Task prompt> Find and copy every line in the records that includes the string "xlabel".

================================

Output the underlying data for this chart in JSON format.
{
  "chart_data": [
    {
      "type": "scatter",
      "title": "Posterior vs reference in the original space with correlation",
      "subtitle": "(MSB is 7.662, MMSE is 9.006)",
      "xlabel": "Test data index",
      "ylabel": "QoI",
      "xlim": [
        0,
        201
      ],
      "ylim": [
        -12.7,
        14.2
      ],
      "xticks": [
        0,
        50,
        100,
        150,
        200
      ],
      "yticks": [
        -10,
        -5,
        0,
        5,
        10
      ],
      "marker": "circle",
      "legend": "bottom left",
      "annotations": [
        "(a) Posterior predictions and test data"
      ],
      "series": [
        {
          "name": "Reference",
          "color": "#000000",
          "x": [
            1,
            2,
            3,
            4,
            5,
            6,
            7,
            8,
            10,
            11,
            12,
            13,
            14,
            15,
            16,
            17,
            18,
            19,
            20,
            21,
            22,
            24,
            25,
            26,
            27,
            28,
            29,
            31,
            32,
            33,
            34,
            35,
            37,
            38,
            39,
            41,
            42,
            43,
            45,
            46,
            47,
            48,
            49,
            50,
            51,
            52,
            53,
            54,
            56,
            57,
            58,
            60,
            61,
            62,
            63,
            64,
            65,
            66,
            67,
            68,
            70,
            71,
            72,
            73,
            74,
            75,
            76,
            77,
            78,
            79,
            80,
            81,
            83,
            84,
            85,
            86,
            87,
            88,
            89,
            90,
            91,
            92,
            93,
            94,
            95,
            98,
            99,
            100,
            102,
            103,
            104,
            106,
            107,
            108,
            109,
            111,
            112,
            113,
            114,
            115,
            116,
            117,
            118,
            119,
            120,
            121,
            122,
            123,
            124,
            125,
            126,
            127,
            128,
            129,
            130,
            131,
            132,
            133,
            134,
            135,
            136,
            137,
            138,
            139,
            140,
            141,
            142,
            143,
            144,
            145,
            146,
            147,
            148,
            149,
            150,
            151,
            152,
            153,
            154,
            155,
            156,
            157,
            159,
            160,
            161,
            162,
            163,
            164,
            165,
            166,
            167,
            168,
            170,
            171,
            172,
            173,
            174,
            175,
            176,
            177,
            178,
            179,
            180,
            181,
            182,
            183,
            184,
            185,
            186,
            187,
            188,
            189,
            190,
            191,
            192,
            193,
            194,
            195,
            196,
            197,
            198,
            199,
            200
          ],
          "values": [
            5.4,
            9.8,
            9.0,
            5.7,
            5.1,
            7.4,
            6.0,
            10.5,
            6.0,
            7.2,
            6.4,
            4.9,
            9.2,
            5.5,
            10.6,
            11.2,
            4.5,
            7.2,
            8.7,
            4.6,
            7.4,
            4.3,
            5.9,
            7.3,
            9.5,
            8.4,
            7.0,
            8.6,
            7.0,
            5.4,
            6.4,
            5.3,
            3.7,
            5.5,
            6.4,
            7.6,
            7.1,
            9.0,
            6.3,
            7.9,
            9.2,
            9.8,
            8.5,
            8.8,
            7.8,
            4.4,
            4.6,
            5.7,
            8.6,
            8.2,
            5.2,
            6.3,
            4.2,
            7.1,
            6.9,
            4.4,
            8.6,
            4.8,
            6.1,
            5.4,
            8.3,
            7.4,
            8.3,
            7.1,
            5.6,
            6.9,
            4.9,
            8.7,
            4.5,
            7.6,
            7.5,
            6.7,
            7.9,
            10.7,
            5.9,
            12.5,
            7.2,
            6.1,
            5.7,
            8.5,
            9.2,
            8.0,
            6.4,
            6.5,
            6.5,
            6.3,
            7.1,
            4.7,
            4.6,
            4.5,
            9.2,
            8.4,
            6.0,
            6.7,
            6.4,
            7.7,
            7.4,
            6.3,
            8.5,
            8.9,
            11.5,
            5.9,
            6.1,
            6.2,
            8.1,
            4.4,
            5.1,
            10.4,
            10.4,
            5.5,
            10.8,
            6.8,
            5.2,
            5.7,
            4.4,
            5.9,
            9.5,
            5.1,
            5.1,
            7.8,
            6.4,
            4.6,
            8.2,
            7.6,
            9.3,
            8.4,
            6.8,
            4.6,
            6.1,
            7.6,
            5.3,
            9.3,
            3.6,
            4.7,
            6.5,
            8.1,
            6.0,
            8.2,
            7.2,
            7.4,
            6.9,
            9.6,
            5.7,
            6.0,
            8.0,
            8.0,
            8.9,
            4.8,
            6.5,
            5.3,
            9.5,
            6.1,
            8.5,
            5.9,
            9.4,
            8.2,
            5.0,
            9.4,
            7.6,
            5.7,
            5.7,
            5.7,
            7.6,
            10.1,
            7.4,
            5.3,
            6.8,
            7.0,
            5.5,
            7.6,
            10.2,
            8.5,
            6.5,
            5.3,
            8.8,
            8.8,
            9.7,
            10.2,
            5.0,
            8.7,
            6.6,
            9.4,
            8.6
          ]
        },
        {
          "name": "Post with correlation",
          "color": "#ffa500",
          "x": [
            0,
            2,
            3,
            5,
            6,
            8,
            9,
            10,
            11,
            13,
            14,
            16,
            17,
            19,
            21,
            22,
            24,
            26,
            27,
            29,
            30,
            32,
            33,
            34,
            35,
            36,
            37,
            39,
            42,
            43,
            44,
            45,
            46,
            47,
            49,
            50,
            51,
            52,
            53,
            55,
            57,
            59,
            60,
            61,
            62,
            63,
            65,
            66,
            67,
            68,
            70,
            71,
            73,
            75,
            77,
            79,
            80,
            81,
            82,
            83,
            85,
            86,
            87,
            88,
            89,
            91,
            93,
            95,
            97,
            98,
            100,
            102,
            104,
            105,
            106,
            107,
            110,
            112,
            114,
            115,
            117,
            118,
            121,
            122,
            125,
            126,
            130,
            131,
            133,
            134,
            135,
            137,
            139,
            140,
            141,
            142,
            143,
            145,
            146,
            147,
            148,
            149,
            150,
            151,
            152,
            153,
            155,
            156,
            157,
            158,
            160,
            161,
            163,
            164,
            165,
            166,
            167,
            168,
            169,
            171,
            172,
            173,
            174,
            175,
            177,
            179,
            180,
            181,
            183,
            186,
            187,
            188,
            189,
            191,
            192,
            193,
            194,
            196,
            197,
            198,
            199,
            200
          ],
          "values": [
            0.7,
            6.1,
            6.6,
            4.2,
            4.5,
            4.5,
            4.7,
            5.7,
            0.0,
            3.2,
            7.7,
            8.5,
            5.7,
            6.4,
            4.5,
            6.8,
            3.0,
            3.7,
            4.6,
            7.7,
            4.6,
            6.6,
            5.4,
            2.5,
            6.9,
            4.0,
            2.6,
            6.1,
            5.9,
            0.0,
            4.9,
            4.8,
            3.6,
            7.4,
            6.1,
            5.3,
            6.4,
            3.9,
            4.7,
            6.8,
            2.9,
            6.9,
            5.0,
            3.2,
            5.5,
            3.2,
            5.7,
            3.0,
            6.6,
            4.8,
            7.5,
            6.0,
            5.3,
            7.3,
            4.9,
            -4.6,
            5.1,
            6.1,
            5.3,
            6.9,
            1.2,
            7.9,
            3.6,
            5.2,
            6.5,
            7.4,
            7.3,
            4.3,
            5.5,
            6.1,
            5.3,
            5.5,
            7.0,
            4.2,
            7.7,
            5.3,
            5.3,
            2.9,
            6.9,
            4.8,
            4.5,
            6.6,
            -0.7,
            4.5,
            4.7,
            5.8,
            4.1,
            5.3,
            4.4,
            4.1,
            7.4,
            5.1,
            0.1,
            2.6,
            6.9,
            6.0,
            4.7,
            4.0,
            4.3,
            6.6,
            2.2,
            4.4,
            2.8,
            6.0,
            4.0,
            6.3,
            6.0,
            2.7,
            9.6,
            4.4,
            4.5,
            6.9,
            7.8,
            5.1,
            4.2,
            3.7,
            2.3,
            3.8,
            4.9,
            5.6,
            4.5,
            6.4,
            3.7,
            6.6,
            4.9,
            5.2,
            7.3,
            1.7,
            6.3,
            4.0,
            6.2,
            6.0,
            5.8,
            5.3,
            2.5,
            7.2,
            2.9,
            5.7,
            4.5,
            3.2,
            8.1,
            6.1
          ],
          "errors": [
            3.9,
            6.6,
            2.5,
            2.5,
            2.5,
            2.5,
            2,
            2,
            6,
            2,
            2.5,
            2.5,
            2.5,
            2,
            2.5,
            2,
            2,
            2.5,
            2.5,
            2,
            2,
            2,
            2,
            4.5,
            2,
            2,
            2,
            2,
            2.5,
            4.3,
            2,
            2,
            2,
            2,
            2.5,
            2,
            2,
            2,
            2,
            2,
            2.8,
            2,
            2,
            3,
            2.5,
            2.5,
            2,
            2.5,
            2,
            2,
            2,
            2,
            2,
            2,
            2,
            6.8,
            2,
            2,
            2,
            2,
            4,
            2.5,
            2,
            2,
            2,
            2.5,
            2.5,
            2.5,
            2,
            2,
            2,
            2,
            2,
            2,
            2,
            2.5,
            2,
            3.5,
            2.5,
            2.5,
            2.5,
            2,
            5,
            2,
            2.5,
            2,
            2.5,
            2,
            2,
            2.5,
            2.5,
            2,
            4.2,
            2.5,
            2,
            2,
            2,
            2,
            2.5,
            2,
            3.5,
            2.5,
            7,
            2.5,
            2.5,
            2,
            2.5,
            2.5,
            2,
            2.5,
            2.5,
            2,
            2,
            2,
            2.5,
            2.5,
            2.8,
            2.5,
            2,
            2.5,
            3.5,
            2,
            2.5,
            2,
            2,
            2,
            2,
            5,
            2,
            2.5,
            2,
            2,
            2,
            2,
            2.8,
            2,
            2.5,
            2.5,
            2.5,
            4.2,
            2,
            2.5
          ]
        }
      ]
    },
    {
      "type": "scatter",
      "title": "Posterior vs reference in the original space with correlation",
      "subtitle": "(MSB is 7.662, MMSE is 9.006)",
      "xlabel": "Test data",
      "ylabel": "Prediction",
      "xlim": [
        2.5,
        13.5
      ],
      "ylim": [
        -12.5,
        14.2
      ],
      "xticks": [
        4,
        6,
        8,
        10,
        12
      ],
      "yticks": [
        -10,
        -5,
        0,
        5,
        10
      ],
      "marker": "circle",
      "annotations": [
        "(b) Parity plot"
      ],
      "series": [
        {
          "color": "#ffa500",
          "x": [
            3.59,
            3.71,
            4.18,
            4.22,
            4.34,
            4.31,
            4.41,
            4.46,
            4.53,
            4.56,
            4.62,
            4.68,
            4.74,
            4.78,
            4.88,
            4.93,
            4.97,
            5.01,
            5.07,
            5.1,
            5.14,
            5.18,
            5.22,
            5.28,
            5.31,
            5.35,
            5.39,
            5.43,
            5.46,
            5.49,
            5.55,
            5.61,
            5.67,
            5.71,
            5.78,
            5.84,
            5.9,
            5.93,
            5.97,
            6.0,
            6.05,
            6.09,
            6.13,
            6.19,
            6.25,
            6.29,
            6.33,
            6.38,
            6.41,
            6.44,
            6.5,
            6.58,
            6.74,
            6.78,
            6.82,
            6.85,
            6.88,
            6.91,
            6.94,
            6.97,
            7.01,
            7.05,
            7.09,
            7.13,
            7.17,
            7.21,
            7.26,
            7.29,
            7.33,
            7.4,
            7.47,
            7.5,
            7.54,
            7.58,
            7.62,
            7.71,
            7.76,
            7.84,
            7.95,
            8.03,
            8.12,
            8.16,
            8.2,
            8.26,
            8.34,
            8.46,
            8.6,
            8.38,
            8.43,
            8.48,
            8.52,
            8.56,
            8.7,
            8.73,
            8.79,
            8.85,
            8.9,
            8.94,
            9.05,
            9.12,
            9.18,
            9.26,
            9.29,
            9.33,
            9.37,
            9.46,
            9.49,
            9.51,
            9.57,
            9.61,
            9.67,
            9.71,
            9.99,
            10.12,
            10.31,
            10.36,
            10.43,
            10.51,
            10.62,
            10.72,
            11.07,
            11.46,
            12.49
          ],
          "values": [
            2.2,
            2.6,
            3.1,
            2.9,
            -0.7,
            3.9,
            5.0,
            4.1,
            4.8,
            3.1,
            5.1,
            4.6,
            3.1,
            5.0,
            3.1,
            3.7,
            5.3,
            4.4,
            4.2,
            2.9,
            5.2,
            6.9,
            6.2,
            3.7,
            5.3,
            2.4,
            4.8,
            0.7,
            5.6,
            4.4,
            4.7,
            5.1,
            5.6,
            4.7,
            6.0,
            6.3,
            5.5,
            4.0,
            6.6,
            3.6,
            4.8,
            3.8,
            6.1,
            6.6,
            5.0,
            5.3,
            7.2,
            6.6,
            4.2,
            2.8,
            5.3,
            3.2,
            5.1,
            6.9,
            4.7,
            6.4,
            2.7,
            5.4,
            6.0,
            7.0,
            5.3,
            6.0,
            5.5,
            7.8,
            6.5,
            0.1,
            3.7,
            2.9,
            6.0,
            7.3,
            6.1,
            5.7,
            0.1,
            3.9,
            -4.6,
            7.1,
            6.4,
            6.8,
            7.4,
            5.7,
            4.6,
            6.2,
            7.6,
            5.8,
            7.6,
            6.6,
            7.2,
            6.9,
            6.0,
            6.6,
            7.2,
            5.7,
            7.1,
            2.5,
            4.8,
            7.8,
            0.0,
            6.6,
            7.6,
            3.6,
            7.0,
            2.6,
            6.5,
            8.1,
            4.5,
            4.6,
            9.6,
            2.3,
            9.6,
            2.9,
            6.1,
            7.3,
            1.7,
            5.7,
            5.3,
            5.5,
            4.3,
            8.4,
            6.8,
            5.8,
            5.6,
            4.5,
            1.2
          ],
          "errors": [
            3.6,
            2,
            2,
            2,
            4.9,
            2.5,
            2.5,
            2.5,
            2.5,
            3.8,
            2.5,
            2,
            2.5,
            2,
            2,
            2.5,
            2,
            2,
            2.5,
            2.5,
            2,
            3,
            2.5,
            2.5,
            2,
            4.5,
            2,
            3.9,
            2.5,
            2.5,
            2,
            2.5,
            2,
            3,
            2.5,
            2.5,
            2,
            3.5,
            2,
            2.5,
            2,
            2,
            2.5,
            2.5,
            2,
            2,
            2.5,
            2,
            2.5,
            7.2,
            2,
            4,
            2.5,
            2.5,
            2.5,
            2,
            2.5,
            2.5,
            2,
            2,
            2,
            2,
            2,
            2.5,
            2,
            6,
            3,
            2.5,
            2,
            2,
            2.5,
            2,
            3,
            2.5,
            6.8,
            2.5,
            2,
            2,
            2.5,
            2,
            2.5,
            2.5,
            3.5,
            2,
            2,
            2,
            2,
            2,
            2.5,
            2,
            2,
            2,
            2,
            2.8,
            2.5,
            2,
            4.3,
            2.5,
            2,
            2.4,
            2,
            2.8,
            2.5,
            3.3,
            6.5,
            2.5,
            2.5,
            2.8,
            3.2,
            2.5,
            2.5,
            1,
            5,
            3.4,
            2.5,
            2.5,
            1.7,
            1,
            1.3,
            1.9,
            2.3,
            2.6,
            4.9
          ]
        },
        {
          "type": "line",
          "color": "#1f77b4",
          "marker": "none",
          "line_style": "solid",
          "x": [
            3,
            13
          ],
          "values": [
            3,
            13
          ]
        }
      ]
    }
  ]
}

================================

Complete output>
      "xlabel": "Test data index",
      "xlabel": "Test data",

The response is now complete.